* **REQUIREMENTS**
Copy out all of the material exactly.

(Dataset records)
____

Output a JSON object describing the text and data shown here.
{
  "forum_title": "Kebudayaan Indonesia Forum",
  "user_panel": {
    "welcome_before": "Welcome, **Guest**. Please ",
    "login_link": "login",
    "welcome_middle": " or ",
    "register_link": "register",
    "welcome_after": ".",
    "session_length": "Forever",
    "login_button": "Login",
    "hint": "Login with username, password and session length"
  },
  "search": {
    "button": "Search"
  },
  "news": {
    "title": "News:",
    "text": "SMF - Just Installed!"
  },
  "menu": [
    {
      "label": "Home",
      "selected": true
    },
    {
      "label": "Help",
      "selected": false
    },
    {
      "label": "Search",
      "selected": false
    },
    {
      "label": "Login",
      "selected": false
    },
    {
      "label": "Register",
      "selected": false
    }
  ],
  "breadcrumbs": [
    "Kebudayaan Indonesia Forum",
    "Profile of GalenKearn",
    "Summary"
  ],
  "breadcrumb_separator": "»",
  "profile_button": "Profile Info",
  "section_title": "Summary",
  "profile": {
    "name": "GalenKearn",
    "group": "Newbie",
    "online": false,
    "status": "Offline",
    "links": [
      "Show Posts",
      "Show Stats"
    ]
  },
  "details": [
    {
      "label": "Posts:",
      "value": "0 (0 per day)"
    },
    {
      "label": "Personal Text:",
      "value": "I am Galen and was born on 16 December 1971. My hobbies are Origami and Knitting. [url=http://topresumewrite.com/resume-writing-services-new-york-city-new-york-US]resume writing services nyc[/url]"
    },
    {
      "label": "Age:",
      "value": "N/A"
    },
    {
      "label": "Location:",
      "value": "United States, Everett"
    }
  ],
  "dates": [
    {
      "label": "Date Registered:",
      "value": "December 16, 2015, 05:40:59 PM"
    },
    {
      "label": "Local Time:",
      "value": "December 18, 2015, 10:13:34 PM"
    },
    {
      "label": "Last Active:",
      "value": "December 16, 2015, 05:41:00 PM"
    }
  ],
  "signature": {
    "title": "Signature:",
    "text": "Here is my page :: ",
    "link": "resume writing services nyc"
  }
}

____

* **FINAL ANSWER**
Output a JSON object describing the text and data shown here.
{
  "forum_title": "Kebudayaan Indonesia Forum",
  "user_panel": {
    "welcome_before": "Welcome, **Guest**. Please ",
    "login_link": "login",
    "welcome_middle": " or ",
    "register_link": "register",
    "welcome_after": ".",
    "session_length": "Forever",
    "login_button": "Login",
    "hint": "Login with username, password and session length"
  },
  "search": {
    "button": "Search"
  },
  "news": {
    "title": "News:",
    "text": "SMF - Just Installed!"
  },
  "menu": [
    {
      "label": "Home",
      "selected": true
    },
    {
      "label": "Help",
      "selected": false
    },
    {
      "label": "Search",
      "selected": false
    },
    {
      "label": "Login",
      "selected": false
    },
    {
      "label": "Register",
      "selected": false
    }
  ],
  "breadcrumbs": [
    "Kebudayaan Indonesia Forum",
    "Profile of GalenKearn",
    "Summary"
  ],
  "breadcrumb_separator": "»",
  "profile_button": "Profile Info",
  "section_title": "Summary",
  "profile": {
    "name": "GalenKearn",
    "group": "Newbie",
    "online": false,
    "status": "Offline",
    "links": [
      "Show Posts",
      "Show Stats"
    ]
  },
  "details": [
    {
      "label": "Posts:",
      "value": "0 (0 per day)"
    },
    {
      "label": "Personal Text:",
      "value": "I am Galen and was born on 16 December 1971. My hobbies are Origami and Knitting. [url=http://topresumewrite.com/resume-writing-services-new-york-city-new-york-US]resume writing services nyc[/url]"
    },
    {
      "label": "Age:",
      "value": "N/A"
    },
    {
      "label": "Location:",
      "value": "United States, Everett"
    }
  ],
  "dates": [
    {
      "label": "Date Registered:",
      "value": "December 16, 2015, 05:40:59 PM"
    },
    {
      "label": "Local Time:",
      "value": "December 18, 2015, 10:13:34 PM"
    },
    {
      "label": "Last Active:",
      "value": "December 16, 2015, 05:41:00 PM"
    }
  ],
  "signature": {
    "title": "Signature:",
    "text": "Here is my page :: ",
    "link": "resume writing services nyc"
  }
}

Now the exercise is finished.